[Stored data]

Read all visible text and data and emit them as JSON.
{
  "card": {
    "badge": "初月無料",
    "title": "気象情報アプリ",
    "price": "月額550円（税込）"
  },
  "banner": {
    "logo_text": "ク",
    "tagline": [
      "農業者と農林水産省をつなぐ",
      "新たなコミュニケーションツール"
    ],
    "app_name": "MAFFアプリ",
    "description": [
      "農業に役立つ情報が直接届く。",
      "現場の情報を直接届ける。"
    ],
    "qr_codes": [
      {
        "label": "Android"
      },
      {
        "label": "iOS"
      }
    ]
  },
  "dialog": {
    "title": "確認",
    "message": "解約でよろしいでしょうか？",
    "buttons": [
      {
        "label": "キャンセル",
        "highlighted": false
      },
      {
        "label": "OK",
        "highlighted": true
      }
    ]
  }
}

* _Stated goal_: Pull out every line containing "highlighted".

* _Problem solution_:
        "highlighted": false
        "highlighted": true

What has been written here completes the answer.